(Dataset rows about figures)

* BEGIN *

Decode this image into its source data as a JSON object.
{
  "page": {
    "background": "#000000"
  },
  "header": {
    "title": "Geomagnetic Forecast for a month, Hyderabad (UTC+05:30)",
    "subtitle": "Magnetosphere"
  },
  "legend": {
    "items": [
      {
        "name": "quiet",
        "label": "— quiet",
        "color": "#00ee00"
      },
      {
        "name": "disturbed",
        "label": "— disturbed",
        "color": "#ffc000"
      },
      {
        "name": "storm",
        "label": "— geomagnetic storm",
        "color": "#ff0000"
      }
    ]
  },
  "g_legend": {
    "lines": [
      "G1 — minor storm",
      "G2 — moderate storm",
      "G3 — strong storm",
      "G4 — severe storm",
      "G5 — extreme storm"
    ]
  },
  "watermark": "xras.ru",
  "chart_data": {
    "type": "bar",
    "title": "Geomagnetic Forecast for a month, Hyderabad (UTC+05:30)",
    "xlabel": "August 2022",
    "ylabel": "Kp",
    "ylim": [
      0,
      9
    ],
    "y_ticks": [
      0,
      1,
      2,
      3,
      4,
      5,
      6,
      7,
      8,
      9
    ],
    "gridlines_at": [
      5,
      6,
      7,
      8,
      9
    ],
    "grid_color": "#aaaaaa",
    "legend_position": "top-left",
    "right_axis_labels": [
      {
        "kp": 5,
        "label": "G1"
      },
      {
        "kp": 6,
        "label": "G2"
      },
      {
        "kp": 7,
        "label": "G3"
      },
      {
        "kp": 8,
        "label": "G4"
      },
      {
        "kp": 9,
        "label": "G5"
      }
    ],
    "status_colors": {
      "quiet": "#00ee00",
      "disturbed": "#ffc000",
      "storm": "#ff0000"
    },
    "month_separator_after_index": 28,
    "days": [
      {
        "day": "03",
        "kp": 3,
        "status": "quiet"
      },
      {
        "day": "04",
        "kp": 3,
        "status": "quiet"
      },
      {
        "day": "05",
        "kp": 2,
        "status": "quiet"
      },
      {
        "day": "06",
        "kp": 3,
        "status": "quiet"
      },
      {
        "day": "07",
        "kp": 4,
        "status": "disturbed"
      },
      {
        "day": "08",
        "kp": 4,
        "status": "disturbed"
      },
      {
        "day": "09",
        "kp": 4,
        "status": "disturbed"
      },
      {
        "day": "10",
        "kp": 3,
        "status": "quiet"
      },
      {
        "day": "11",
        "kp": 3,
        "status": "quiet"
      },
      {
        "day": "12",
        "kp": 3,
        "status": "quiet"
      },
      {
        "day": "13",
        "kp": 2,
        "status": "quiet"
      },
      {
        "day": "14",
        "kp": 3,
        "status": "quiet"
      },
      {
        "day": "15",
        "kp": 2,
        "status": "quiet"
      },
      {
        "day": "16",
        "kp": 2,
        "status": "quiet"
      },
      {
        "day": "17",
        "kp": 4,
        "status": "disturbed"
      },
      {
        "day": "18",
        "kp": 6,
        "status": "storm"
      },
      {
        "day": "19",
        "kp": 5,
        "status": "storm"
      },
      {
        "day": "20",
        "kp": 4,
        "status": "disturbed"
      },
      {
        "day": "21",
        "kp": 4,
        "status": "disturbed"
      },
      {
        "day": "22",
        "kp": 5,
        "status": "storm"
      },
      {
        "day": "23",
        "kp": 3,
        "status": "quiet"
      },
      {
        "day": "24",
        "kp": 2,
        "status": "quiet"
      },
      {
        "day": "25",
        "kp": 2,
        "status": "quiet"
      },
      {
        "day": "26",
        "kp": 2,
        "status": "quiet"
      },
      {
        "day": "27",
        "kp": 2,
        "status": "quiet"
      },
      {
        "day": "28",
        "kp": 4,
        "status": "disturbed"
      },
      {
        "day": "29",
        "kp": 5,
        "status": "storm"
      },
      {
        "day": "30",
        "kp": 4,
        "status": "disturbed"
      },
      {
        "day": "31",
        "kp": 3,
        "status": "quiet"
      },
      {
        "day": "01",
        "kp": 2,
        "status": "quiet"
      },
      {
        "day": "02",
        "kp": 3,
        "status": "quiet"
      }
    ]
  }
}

* END *
* BEGIN *

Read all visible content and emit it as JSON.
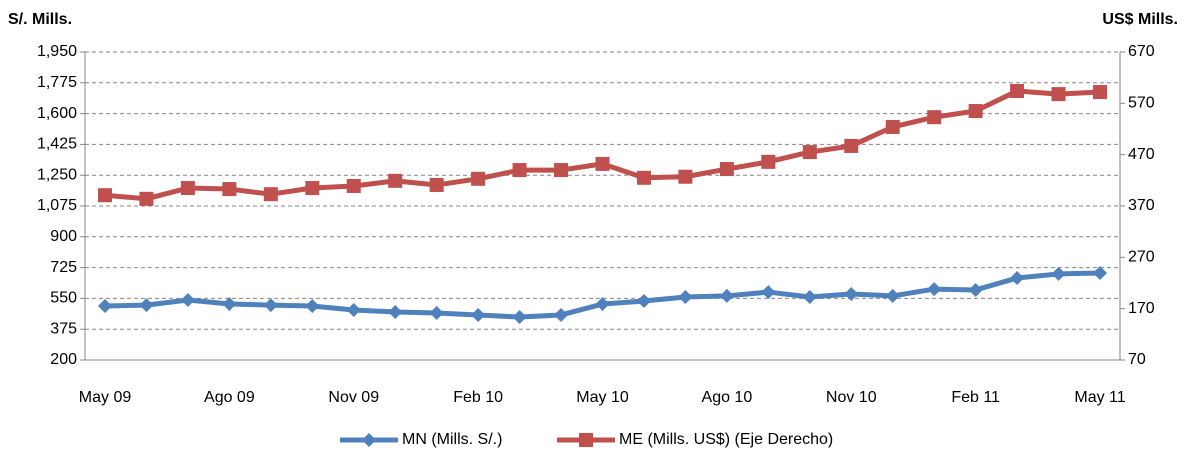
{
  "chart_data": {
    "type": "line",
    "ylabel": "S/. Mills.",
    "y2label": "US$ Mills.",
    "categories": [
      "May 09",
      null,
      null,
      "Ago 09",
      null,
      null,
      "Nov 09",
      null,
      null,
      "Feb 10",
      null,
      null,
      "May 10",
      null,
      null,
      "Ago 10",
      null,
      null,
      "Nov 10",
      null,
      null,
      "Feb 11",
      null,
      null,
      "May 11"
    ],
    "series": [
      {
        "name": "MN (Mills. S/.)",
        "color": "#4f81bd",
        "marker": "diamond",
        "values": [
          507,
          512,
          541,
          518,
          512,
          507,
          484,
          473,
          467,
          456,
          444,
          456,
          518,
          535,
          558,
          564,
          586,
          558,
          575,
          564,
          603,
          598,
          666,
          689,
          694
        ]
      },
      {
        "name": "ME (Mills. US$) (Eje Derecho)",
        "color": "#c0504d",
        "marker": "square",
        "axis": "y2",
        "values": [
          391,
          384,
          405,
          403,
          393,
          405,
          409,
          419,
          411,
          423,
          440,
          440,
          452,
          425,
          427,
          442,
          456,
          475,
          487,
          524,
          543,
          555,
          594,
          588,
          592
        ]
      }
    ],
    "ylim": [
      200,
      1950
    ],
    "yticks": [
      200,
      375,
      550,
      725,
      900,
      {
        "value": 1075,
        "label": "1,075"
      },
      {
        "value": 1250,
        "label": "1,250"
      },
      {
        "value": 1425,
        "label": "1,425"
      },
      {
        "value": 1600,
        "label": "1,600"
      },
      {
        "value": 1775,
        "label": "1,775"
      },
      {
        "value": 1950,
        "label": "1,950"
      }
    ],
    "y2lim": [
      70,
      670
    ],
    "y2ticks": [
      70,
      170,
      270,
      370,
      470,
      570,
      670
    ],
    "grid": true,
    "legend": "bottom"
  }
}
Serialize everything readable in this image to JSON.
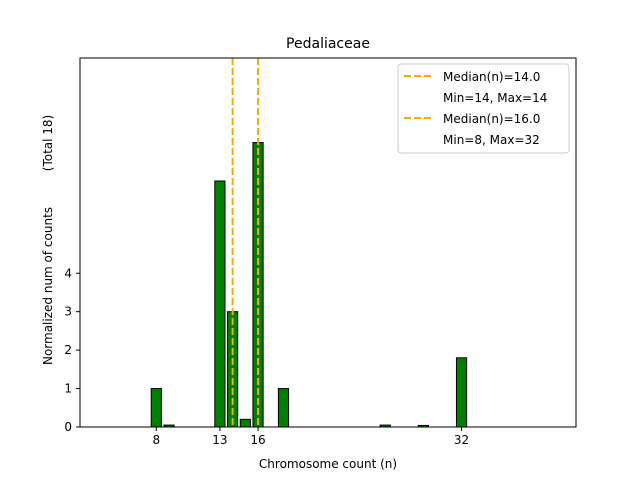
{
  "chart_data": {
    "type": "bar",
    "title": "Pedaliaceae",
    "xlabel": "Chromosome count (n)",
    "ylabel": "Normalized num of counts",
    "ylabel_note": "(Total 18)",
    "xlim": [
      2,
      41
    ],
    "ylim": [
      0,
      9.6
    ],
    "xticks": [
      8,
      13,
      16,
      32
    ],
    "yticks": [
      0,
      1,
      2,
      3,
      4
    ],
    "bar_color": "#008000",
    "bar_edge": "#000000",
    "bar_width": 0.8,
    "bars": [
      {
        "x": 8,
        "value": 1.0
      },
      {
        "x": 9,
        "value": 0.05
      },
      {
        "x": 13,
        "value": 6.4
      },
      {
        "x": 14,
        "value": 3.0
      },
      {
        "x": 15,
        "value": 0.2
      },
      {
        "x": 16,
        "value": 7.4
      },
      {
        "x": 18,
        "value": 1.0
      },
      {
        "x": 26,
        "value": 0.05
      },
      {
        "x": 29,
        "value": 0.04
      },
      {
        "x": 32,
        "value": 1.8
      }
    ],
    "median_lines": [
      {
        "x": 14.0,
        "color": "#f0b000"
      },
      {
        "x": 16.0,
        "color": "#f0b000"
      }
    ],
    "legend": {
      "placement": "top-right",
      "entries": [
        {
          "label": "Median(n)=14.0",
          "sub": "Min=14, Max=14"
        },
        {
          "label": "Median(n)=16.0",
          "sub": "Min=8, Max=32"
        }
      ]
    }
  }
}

* END *
* BEGIN *

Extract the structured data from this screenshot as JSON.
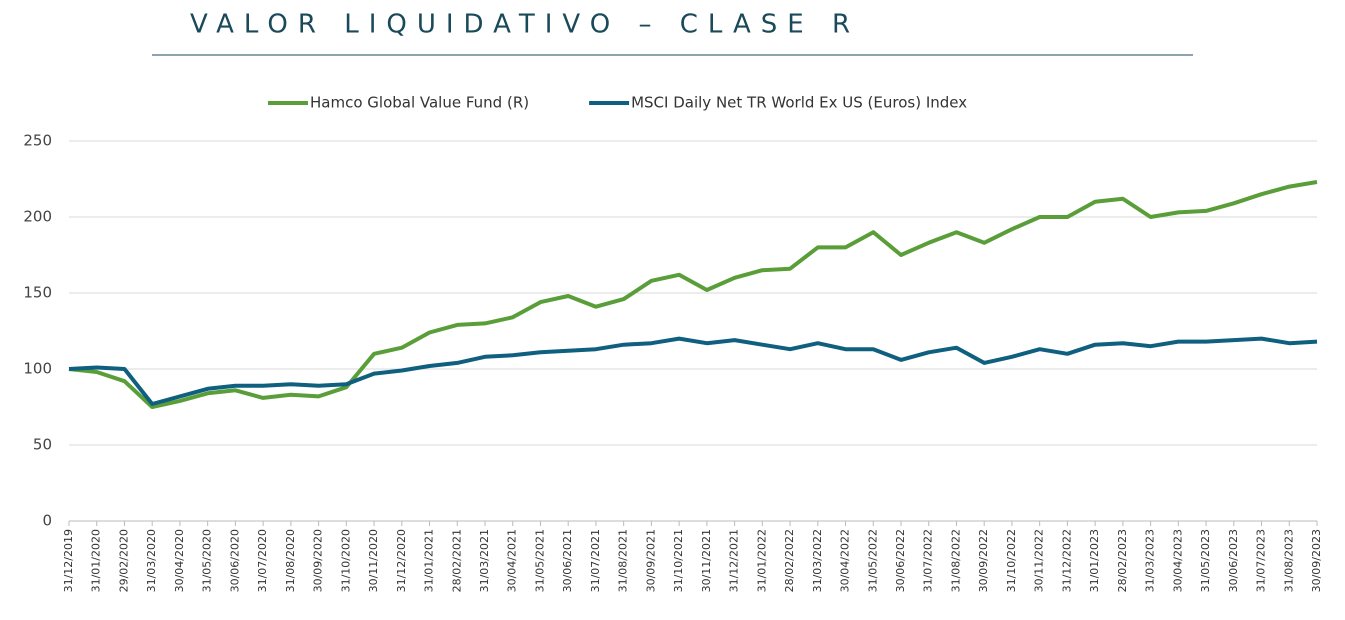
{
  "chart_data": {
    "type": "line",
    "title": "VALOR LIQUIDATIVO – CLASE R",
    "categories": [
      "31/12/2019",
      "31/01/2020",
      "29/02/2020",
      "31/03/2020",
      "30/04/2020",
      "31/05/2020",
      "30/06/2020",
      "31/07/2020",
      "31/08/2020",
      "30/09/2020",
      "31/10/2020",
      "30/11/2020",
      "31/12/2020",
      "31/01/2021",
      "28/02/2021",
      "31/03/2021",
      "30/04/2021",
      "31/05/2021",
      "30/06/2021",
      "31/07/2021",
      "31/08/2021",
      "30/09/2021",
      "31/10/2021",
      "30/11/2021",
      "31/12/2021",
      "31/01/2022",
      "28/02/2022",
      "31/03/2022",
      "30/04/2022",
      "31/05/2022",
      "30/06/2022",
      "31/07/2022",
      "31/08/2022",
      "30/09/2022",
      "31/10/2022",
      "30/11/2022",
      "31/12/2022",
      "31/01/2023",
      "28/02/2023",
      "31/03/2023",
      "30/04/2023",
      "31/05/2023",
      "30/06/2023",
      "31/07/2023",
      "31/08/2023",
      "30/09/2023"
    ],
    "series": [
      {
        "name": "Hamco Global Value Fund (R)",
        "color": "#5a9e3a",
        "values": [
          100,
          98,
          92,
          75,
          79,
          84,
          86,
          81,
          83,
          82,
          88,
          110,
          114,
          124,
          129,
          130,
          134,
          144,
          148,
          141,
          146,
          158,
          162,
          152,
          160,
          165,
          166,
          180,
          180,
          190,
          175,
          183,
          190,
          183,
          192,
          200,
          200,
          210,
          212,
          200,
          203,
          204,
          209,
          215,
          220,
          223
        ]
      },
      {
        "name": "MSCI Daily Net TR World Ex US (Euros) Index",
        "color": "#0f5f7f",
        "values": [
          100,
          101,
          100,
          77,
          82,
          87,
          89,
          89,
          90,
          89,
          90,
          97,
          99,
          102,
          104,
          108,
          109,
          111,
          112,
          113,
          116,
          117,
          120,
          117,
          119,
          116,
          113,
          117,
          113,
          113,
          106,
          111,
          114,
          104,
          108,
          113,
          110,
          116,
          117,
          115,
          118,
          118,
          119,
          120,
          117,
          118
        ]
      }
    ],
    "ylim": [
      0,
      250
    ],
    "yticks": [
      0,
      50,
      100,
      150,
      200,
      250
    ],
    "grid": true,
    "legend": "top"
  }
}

* END *

Work to do
Track down the lines that include the word "Mills" and copy them.

Output below
    "ylabel": "S/. Mills.",
    "y2label": "US$ Mills.",
        "name": "MN (Mills. S/.)",
        "name": "ME (Mills. US$) (Eje Derecho)",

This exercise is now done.